In the data, extract each line that holds the string "BUSINESS".

(Stored data entries)
_ _ _ _ _
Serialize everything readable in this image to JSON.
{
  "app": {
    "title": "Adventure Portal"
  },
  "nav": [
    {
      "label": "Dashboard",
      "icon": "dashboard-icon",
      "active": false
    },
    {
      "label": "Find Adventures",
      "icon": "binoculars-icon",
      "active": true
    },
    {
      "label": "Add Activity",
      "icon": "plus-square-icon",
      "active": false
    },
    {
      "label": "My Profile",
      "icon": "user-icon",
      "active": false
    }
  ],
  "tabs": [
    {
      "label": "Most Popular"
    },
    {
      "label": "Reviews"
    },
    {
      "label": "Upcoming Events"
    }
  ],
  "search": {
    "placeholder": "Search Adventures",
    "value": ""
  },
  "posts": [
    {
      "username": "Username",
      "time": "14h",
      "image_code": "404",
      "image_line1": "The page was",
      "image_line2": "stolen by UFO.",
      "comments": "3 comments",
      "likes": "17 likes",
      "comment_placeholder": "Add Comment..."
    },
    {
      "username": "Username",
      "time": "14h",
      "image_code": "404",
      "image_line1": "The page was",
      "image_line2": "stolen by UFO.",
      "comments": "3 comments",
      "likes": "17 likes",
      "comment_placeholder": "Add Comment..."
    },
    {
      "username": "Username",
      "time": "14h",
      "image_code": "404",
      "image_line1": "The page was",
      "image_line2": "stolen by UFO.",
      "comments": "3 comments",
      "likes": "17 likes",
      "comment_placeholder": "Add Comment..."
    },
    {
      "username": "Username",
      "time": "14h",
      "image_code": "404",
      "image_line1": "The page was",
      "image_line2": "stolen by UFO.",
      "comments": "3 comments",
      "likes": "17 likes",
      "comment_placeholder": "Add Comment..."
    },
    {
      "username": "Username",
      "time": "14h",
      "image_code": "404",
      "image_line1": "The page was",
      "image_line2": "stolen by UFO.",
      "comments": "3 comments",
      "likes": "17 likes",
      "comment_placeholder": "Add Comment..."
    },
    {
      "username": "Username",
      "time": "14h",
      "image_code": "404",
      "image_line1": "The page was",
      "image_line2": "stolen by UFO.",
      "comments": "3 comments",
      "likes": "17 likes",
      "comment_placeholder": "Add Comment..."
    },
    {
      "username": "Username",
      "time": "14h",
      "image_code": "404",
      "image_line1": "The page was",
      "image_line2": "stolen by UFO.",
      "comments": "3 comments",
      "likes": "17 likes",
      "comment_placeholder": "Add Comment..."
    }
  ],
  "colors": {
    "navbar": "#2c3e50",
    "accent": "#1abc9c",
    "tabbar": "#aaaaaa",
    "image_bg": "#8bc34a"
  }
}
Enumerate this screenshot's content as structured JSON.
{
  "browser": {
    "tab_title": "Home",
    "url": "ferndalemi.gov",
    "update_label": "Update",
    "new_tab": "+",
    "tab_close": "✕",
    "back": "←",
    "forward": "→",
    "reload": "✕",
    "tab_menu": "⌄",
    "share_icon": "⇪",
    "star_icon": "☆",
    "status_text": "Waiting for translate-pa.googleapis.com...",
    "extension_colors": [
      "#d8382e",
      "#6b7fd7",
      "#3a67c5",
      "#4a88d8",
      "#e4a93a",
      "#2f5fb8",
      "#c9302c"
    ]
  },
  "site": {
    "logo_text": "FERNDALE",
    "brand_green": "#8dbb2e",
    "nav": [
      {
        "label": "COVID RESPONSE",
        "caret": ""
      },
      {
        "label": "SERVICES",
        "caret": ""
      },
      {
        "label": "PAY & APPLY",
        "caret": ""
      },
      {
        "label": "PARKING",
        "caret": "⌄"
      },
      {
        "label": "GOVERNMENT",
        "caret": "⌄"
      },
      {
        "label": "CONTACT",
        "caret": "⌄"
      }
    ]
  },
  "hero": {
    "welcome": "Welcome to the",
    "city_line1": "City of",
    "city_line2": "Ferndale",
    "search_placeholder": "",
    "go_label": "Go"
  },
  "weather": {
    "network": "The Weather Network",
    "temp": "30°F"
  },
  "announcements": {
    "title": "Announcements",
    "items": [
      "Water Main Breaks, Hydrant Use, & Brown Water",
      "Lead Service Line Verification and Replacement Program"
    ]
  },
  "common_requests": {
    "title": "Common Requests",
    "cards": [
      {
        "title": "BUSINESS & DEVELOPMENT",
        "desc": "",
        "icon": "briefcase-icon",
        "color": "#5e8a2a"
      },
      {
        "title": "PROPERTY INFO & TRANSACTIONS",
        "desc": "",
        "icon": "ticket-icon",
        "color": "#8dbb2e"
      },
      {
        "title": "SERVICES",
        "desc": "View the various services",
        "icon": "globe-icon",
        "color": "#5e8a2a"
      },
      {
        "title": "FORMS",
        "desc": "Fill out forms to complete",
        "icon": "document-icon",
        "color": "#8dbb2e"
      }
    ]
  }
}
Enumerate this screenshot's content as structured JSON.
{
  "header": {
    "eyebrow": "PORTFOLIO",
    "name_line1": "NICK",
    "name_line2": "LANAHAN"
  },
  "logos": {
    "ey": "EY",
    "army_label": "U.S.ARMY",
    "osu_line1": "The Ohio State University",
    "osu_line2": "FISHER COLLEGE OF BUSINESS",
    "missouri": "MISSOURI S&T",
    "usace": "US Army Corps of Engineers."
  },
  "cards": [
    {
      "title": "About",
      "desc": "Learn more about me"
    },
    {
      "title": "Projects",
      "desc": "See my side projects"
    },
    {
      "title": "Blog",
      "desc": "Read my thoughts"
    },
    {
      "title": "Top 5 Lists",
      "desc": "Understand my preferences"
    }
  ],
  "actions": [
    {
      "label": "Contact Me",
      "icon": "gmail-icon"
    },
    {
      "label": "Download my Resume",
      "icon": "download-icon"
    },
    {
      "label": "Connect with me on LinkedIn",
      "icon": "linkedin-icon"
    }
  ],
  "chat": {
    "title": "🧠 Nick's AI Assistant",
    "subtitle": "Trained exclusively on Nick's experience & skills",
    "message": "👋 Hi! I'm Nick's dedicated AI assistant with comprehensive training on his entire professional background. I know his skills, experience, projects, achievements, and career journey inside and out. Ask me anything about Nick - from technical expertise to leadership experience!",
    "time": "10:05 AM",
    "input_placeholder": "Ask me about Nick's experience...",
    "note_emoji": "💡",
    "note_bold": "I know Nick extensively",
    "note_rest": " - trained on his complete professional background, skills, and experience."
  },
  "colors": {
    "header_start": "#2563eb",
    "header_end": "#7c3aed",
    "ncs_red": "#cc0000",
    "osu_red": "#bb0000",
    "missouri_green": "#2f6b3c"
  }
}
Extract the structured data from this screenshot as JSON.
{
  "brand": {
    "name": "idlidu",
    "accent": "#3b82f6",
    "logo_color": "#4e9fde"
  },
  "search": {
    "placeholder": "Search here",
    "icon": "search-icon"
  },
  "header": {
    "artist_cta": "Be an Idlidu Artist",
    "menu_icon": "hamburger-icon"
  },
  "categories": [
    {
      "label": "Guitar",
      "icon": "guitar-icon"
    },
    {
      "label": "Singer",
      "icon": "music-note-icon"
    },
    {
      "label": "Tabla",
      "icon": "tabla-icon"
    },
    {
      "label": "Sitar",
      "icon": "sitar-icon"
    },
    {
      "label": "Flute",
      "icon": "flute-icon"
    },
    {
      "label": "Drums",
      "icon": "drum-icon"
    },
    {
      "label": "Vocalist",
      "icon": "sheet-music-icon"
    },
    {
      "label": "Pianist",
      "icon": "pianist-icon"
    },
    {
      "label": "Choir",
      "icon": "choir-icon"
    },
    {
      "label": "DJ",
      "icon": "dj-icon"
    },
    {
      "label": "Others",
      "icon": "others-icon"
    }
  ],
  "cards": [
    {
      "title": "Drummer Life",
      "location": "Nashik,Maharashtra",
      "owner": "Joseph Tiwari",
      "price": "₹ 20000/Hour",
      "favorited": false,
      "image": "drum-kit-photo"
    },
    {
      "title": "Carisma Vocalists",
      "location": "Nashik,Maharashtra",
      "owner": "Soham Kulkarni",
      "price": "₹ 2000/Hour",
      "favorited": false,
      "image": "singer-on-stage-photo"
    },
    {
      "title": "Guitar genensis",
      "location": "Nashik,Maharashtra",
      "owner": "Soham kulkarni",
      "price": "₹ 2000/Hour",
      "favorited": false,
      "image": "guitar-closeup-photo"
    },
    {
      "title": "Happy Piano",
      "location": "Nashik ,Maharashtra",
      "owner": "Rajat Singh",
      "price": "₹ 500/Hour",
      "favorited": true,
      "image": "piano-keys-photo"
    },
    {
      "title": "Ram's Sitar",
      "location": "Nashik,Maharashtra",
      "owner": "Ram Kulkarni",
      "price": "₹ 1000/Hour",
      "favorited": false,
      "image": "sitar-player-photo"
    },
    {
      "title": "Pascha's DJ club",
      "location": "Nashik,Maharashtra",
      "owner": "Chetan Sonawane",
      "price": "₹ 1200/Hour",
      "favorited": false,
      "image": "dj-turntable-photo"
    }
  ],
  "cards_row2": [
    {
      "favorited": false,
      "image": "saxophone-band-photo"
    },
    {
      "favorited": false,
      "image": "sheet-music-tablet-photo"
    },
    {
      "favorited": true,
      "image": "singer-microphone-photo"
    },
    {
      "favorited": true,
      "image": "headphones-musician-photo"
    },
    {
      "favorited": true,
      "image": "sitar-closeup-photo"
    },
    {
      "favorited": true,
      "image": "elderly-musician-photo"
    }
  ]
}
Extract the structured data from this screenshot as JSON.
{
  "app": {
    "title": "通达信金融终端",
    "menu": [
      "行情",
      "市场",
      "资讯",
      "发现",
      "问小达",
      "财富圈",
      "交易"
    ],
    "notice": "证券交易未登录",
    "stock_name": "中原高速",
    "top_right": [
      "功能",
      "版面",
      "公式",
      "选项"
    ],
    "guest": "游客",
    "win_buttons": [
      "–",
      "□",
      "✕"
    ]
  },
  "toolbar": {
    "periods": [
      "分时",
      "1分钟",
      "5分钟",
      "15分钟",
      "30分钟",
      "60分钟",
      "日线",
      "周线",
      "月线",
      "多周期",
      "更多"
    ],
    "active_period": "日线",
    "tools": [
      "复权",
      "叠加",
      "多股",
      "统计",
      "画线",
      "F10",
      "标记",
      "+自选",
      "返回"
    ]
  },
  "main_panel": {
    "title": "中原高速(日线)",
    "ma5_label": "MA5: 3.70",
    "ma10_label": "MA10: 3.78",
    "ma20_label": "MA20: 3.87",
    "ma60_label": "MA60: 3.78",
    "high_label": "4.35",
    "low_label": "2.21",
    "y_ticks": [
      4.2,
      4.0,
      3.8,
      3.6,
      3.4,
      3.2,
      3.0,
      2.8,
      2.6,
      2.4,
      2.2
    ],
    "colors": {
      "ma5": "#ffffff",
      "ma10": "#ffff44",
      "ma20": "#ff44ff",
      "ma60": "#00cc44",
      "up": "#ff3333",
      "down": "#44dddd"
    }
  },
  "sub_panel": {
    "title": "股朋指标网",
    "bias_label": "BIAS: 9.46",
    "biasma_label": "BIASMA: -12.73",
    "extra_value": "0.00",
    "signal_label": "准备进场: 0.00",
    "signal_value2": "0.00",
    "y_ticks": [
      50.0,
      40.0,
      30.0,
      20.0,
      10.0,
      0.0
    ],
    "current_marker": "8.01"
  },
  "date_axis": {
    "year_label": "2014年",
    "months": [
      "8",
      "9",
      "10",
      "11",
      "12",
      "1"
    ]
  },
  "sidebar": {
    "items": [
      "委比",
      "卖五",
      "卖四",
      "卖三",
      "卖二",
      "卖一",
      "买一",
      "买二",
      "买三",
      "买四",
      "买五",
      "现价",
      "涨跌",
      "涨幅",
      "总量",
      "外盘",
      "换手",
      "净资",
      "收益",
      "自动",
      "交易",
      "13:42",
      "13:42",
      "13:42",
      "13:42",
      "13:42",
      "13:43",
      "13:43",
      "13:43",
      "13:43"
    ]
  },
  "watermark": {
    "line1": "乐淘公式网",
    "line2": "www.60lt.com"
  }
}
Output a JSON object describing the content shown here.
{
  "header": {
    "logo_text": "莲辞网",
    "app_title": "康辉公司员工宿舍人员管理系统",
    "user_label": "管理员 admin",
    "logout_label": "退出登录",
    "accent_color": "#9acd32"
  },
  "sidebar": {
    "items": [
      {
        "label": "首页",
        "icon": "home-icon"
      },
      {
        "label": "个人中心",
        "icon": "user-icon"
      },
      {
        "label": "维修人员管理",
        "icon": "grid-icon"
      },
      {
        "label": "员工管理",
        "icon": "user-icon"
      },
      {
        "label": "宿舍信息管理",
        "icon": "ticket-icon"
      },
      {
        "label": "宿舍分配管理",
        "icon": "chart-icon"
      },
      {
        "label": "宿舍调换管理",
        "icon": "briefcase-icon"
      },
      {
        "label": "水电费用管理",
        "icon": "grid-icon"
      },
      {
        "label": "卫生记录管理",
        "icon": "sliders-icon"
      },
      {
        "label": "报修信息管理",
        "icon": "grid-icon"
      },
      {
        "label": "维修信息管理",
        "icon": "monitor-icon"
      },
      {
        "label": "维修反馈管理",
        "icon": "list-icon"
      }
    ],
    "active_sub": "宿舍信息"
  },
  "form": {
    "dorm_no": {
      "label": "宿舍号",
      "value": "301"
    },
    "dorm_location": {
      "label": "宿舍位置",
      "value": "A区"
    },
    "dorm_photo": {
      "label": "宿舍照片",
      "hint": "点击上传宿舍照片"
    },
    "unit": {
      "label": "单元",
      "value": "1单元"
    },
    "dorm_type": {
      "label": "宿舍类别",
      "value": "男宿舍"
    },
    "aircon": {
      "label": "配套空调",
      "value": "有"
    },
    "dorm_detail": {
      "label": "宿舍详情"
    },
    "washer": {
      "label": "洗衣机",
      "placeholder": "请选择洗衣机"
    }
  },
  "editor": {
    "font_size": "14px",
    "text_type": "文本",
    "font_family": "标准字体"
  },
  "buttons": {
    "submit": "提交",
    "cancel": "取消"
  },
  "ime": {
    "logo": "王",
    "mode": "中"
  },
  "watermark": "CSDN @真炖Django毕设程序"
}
_ _ _ _ _
▶ **Final answer**
        "title": "BUSINESS & DEVELOPMENT",
    "osu_line2": "FISHER COLLEGE OF BUSINESS",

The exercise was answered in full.